**Task description:** Repeat the entries that follow verbatim, without any of their pictures.

┌──

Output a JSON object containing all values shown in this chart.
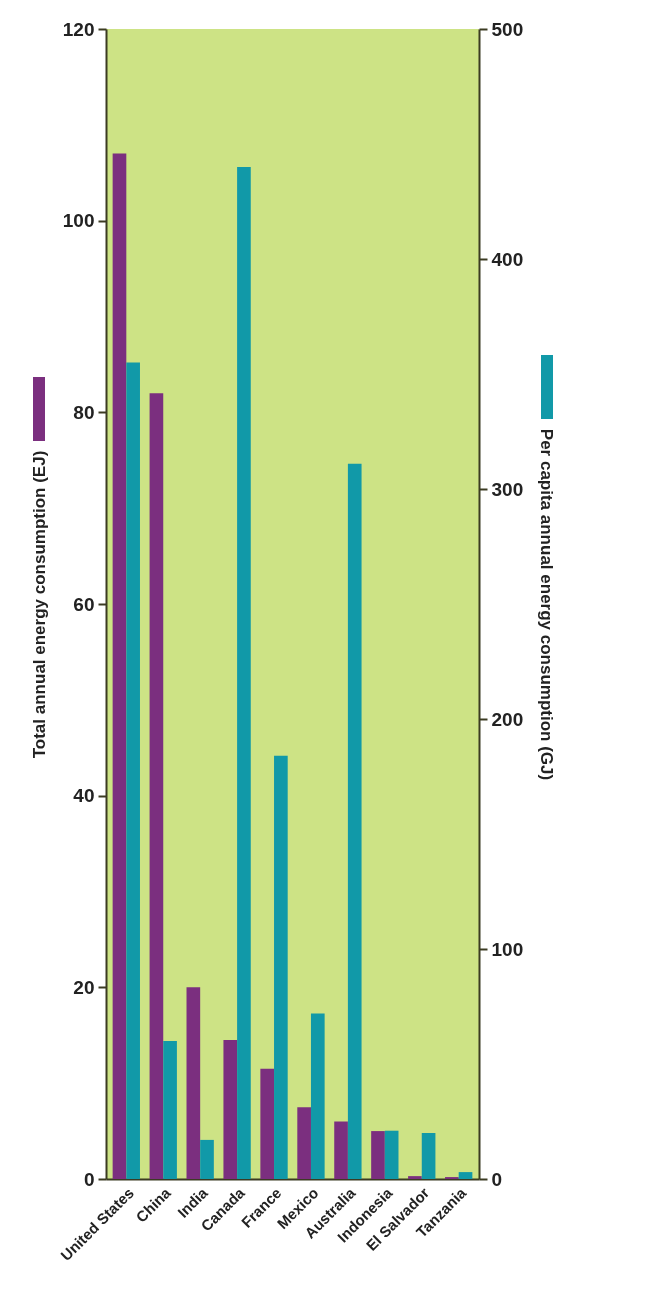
{
  "chart_data": {
    "type": "bar",
    "ylabel": "Total annual energy consumption (EJ)",
    "y2label": "Per capita annual energy consumption (GJ)",
    "categories": [
      "United States",
      "China",
      "India",
      "Canada",
      "France",
      "Mexico",
      "Australia",
      "Indonesia",
      "El Salvador",
      "Tanzania"
    ],
    "series": [
      {
        "color": "#7b2f7f",
        "values": [
          107,
          82,
          20,
          14.5,
          11.5,
          7.5,
          6,
          5,
          0.3,
          0.2
        ]
      },
      {
        "color": "#1199a8",
        "axis": "y2",
        "values": [
          355,
          60,
          17,
          440,
          184,
          72,
          311,
          21,
          20,
          3
        ]
      }
    ],
    "ylim": [
      0,
      120
    ],
    "yticks": [
      0,
      20,
      40,
      60,
      80,
      100,
      120
    ],
    "y2lim": [
      0,
      500
    ],
    "y2ticks": [
      0,
      100,
      200,
      300,
      400,
      500
    ]
  }
}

└──

**Answer to this exercise:**
Output a JSON object containing all values shown in this chart.
{
  "chart_data": {
    "type": "bar",
    "ylabel": "Total annual energy consumption (EJ)",
    "y2label": "Per capita annual energy consumption (GJ)",
    "categories": [
      "United States",
      "China",
      "India",
      "Canada",
      "France",
      "Mexico",
      "Australia",
      "Indonesia",
      "El Salvador",
      "Tanzania"
    ],
    "series": [
      {
        "color": "#7b2f7f",
        "values": [
          107,
          82,
          20,
          14.5,
          11.5,
          7.5,
          6,
          5,
          0.3,
          0.2
        ]
      },
      {
        "color": "#1199a8",
        "axis": "y2",
        "values": [
          355,
          60,
          17,
          440,
          184,
          72,
          311,
          21,
          20,
          3
        ]
      }
    ],
    "ylim": [
      0,
      120
    ],
    "yticks": [
      0,
      20,
      40,
      60,
      80,
      100,
      120
    ],
    "y2lim": [
      0,
      500
    ],
    "y2ticks": [
      0,
      100,
      200,
      300,
      400,
      500
    ]
  }
}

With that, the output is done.